Copy out the part of the items below that opens with the line containing "Decompose this screenshot" and closes with the line containing "905, 286, 931]", both of those lines included, with no changes. Leave the pictures out.

• _Available records_

=======

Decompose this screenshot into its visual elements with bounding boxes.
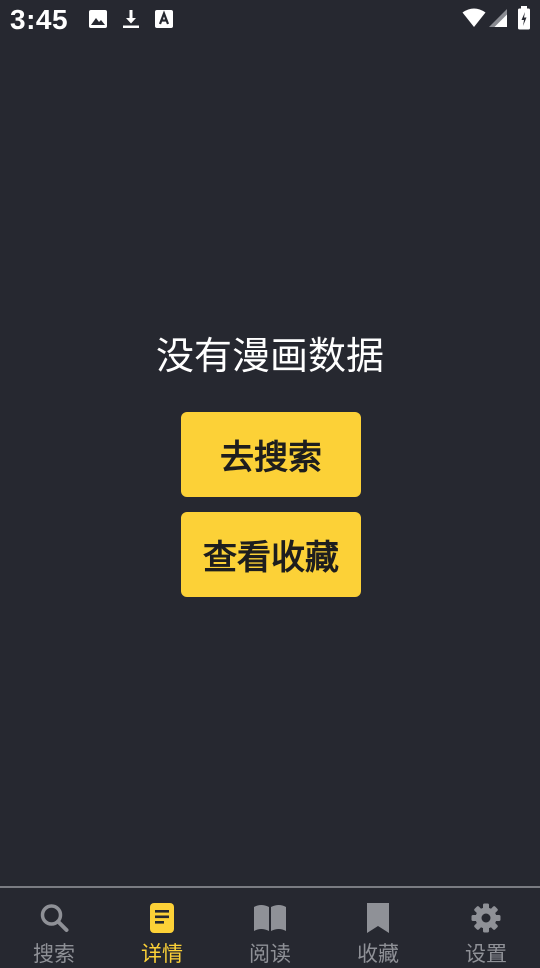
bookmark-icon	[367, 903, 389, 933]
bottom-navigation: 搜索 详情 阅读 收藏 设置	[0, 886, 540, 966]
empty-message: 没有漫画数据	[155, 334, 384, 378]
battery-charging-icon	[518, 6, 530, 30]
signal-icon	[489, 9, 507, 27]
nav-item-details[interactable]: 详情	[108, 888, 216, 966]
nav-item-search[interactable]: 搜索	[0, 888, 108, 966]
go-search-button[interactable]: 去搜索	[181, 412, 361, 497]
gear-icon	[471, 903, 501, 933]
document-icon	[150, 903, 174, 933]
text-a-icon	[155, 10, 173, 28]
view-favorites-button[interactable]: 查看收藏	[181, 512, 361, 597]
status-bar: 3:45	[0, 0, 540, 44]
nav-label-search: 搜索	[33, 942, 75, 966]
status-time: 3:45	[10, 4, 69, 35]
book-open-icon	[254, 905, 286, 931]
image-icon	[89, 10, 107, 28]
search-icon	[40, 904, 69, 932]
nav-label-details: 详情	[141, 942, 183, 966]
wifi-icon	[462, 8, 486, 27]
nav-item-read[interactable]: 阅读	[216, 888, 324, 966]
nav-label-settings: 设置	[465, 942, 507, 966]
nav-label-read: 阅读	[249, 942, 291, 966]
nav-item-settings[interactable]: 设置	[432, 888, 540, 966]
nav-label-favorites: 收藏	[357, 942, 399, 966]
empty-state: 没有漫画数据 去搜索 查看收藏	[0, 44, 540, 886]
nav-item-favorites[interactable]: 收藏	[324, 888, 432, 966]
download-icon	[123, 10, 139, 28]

=======

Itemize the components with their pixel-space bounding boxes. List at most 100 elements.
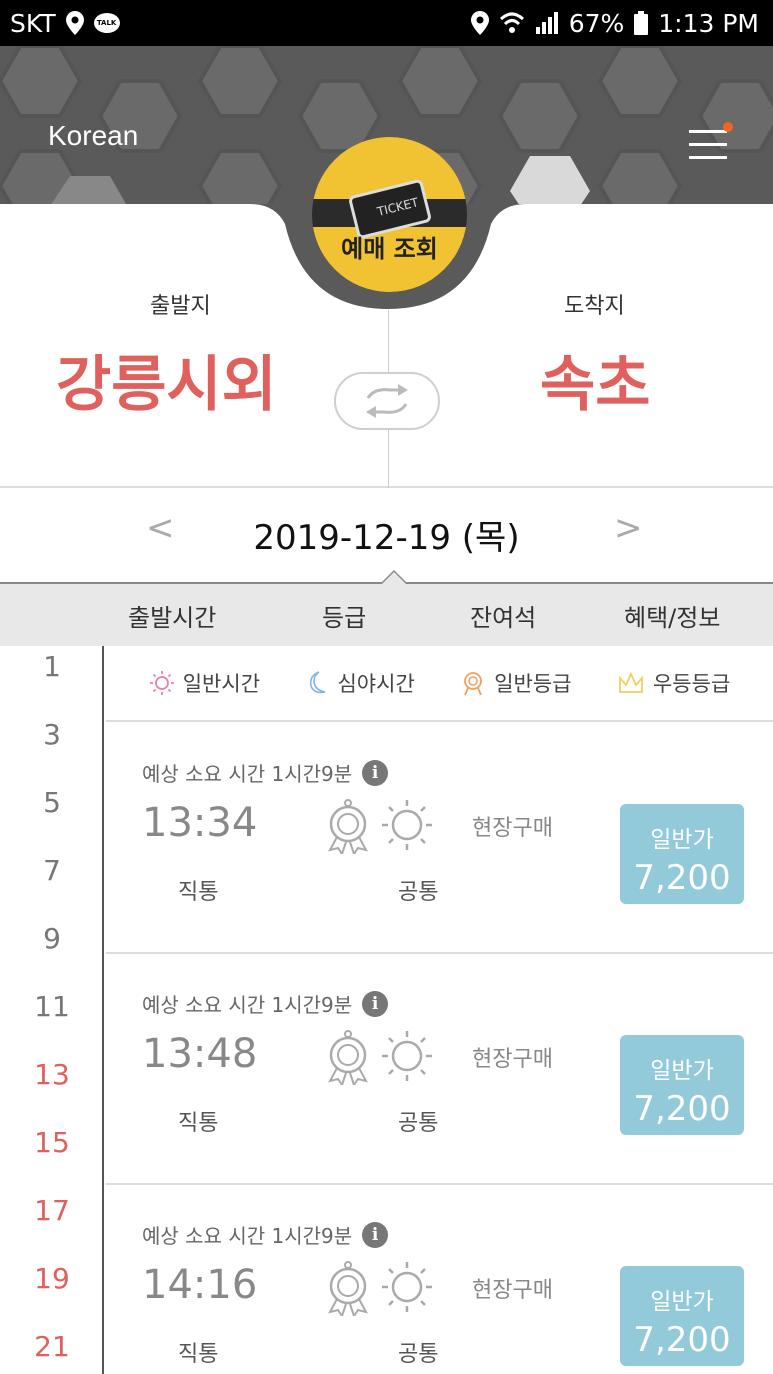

=======

• _Reply_
Decompose this screenshot into its visual elements with bounding boxes.
bookmark-icon	[367, 903, 389, 933]
bottom-navigation: 搜索 详情 阅读 收藏 设置	[0, 886, 540, 966]
empty-message: 没有漫画数据	[155, 334, 384, 378]
battery-charging-icon	[518, 6, 530, 30]
signal-icon	[489, 9, 507, 27]
nav-item-details[interactable]: 详情	[108, 888, 216, 966]
nav-item-search[interactable]: 搜索	[0, 888, 108, 966]
go-search-button[interactable]: 去搜索	[181, 412, 361, 497]
gear-icon	[471, 903, 501, 933]
document-icon	[150, 903, 174, 933]
text-a-icon	[155, 10, 173, 28]
view-favorites-button[interactable]: 查看收藏	[181, 512, 361, 597]
status-bar: 3:45	[0, 0, 540, 44]
nav-label-search: 搜索	[33, 942, 75, 966]
status-time: 3:45	[10, 4, 69, 35]
book-open-icon	[254, 905, 286, 931]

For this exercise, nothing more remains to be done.